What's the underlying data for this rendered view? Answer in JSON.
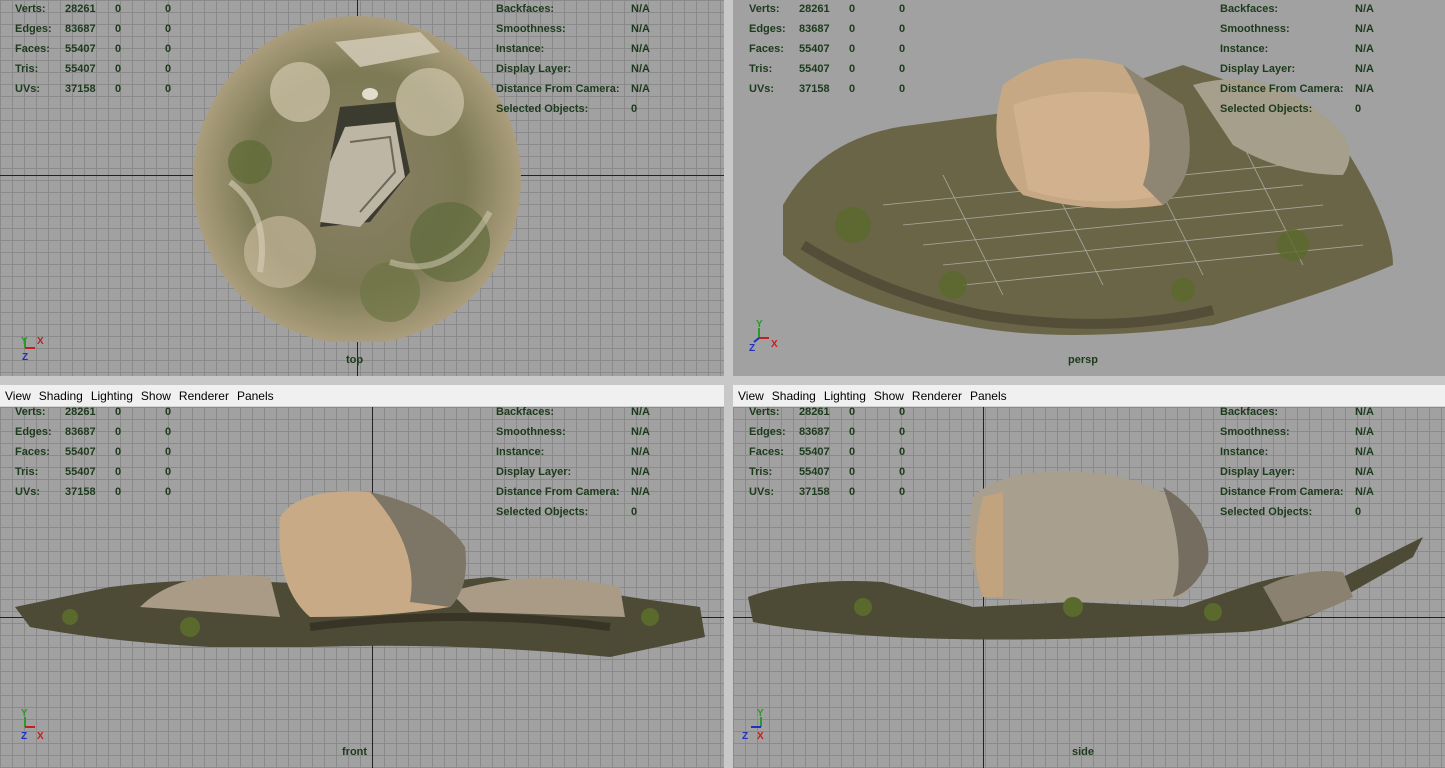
{
  "menu": [
    "View",
    "Shading",
    "Lighting",
    "Show",
    "Renderer",
    "Panels"
  ],
  "stats": [
    {
      "label": "Verts:",
      "values": [
        "28261",
        "0",
        "0"
      ]
    },
    {
      "label": "Edges:",
      "values": [
        "83687",
        "0",
        "0"
      ]
    },
    {
      "label": "Faces:",
      "values": [
        "55407",
        "0",
        "0"
      ]
    },
    {
      "label": "Tris:",
      "values": [
        "55407",
        "0",
        "0"
      ]
    },
    {
      "label": "UVs:",
      "values": [
        "37158",
        "0",
        "0"
      ]
    }
  ],
  "info": [
    {
      "label": "Backfaces:",
      "value": "N/A"
    },
    {
      "label": "Smoothness:",
      "value": "N/A"
    },
    {
      "label": "Instance:",
      "value": "N/A"
    },
    {
      "label": "Display Layer:",
      "value": "N/A"
    },
    {
      "label": "Distance From Camera:",
      "value": "N/A"
    },
    {
      "label": "Selected Objects:",
      "value": "0"
    }
  ],
  "axes": {
    "x": "X",
    "y": "Y",
    "z": "Z"
  },
  "panels": {
    "top": {
      "camera": "top"
    },
    "persp": {
      "camera": "persp"
    },
    "front": {
      "camera": "front"
    },
    "side": {
      "camera": "side"
    }
  },
  "colors": {
    "hud_text": "#1c3a1c",
    "viewport_bg": "#a1a1a1",
    "grid_line": "#8a8a8a",
    "active_border": "#b7c6da"
  }
}
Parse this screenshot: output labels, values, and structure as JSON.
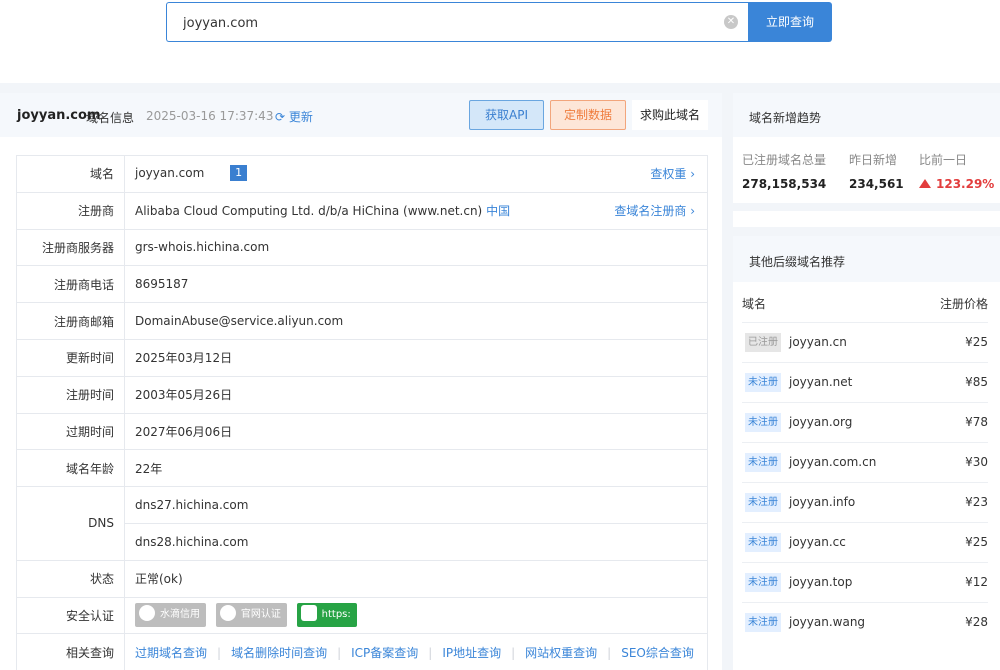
{
  "search": {
    "value": "joyyan.com",
    "button": "立即查询"
  },
  "header": {
    "domain": "joyyan.com",
    "suffix": "域名信息",
    "time": "2025-03-16 17:37:43",
    "refresh": "更新",
    "api_btn": "获取API",
    "custom_btn": "定制数据",
    "buy_btn": "求购此域名"
  },
  "info": {
    "domain_label": "域名",
    "domain_value": "joyyan.com",
    "domain_badge": "1",
    "domain_link": "查权重",
    "registrar_label": "注册商",
    "registrar_value": "Alibaba Cloud Computing Ltd. d/b/a HiChina (www.net.cn)",
    "registrar_country": "中国",
    "registrar_link": "查域名注册商",
    "server_label": "注册商服务器",
    "server_value": "grs-whois.hichina.com",
    "phone_label": "注册商电话",
    "phone_value": "8695187",
    "email_label": "注册商邮箱",
    "email_value": "DomainAbuse@service.aliyun.com",
    "updated_label": "更新时间",
    "updated_value": "2025年03月12日",
    "created_label": "注册时间",
    "created_value": "2003年05月26日",
    "expires_label": "过期时间",
    "expires_value": "2027年06月06日",
    "age_label": "域名年龄",
    "age_value": "22年",
    "dns_label": "DNS",
    "dns1": "dns27.hichina.com",
    "dns2": "dns28.hichina.com",
    "status_label": "状态",
    "status_value": "正常(ok)",
    "security_label": "安全认证",
    "sec1": "水滴信用",
    "sec2": "官网认证",
    "sec3": "https:",
    "related_label": "相关查询",
    "related": [
      "过期域名查询",
      "域名删除时间查询",
      "ICP备案查询",
      "IP地址查询",
      "网站权重查询",
      "SEO综合查询"
    ]
  },
  "trend": {
    "title": "域名新增趋势",
    "total_label": "已注册域名总量",
    "total_value": "278,158,534",
    "yesterday_label": "昨日新增",
    "yesterday_value": "234,561",
    "change_label": "比前一日",
    "change_value": "123.29%"
  },
  "recommend": {
    "title": "其他后缀域名推荐",
    "col_name": "域名",
    "col_price": "注册价格",
    "rows": [
      {
        "tag": "已注册",
        "name": "joyyan.cn",
        "price": "¥25"
      },
      {
        "tag": "未注册",
        "name": "joyyan.net",
        "price": "¥85"
      },
      {
        "tag": "未注册",
        "name": "joyyan.org",
        "price": "¥78"
      },
      {
        "tag": "未注册",
        "name": "joyyan.com.cn",
        "price": "¥30"
      },
      {
        "tag": "未注册",
        "name": "joyyan.info",
        "price": "¥23"
      },
      {
        "tag": "未注册",
        "name": "joyyan.cc",
        "price": "¥25"
      },
      {
        "tag": "未注册",
        "name": "joyyan.top",
        "price": "¥12"
      },
      {
        "tag": "未注册",
        "name": "joyyan.wang",
        "price": "¥28"
      }
    ]
  }
}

· · ·

EXERCISE INSTRUCTIONS: Exact duplication of all the records is required; pictures are omitted from the copy.

RESPONSE:
What's the underlying data for this rendered view? Answer in JSON.
{
  "menu": [
    "View",
    "Shading",
    "Lighting",
    "Show",
    "Renderer",
    "Panels"
  ],
  "stats": [
    {
      "label": "Verts:",
      "values": [
        "28261",
        "0",
        "0"
      ]
    },
    {
      "label": "Edges:",
      "values": [
        "83687",
        "0",
        "0"
      ]
    },
    {
      "label": "Faces:",
      "values": [
        "55407",
        "0",
        "0"
      ]
    },
    {
      "label": "Tris:",
      "values": [
        "55407",
        "0",
        "0"
      ]
    },
    {
      "label": "UVs:",
      "values": [
        "37158",
        "0",
        "0"
      ]
    }
  ],
  "info": [
    {
      "label": "Backfaces:",
      "value": "N/A"
    },
    {
      "label": "Smoothness:",
      "value": "N/A"
    },
    {
      "label": "Instance:",
      "value": "N/A"
    },
    {
      "label": "Display Layer:",
      "value": "N/A"
    },
    {
      "label": "Distance From Camera:",
      "value": "N/A"
    },
    {
      "label": "Selected Objects:",
      "value": "0"
    }
  ],
  "axes": {
    "x": "X",
    "y": "Y",
    "z": "Z"
  },
  "panels": {
    "top": {
      "camera": "top"
    },
    "persp": {
      "camera": "persp"
    },
    "front": {
      "camera": "front"
    },
    "side": {
      "camera": "side"
    }
  },
  "colors": {
    "hud_text": "#1c3a1c",
    "viewport_bg": "#a1a1a1",
    "grid_line": "#8a8a8a",
    "active_border": "#b7c6da"
  }
}
Parse this screenshot: output labels, values, and structure as JSON.
{
  "search": {
    "value": "joyyan.com",
    "button": "立即查询"
  },
  "header": {
    "domain": "joyyan.com",
    "suffix": "域名信息",
    "time": "2025-03-16 17:37:43",
    "refresh": "更新",
    "api_btn": "获取API",
    "custom_btn": "定制数据",
    "buy_btn": "求购此域名"
  },
  "info": {
    "domain_label": "域名",
    "domain_value": "joyyan.com",
    "domain_badge": "1",
    "domain_link": "查权重",
    "registrar_label": "注册商",
    "registrar_value": "Alibaba Cloud Computing Ltd. d/b/a HiChina (www.net.cn)",
    "registrar_country": "中国",
    "registrar_link": "查域名注册商",
    "server_label": "注册商服务器",
    "server_value": "grs-whois.hichina.com",
    "phone_label": "注册商电话",
    "phone_value": "8695187",
    "email_label": "注册商邮箱",
    "email_value": "DomainAbuse@service.aliyun.com",
    "updated_label": "更新时间",
    "updated_value": "2025年03月12日",
    "created_label": "注册时间",
    "created_value": "2003年05月26日",
    "expires_label": "过期时间",
    "expires_value": "2027年06月06日",
    "age_label": "域名年龄",
    "age_value": "22年",
    "dns_label": "DNS",
    "dns1": "dns27.hichina.com",
    "dns2": "dns28.hichina.com",
    "status_label": "状态",
    "status_value": "正常(ok)",
    "security_label": "安全认证",
    "sec1": "水滴信用",
    "sec2": "官网认证",
    "sec3": "https:",
    "related_label": "相关查询",
    "related": [
      "过期域名查询",
      "域名删除时间查询",
      "ICP备案查询",
      "IP地址查询",
      "网站权重查询",
      "SEO综合查询"
    ]
  },
  "trend": {
    "title": "域名新增趋势",
    "total_label": "已注册域名总量",
    "total_value": "278,158,534",
    "yesterday_label": "昨日新增",
    "yesterday_value": "234,561",
    "change_label": "比前一日",
    "change_value": "123.29%"
  },
  "recommend": {
    "title": "其他后缀域名推荐",
    "col_name": "域名",
    "col_price": "注册价格",
    "rows": [
      {
        "tag": "已注册",
        "name": "joyyan.cn",
        "price": "¥25"
      },
      {
        "tag": "未注册",
        "name": "joyyan.net",
        "price": "¥85"
      },
      {
        "tag": "未注册",
        "name": "joyyan.org",
        "price": "¥78"
      },
      {
        "tag": "未注册",
        "name": "joyyan.com.cn",
        "price": "¥30"
      },
      {
        "tag": "未注册",
        "name": "joyyan.info",
        "price": "¥23"
      },
      {
        "tag": "未注册",
        "name": "joyyan.cc",
        "price": "¥25"
      },
      {
        "tag": "未注册",
        "name": "joyyan.top",
        "price": "¥12"
      },
      {
        "tag": "未注册",
        "name": "joyyan.wang",
        "price": "¥28"
      }
    ]
  }
}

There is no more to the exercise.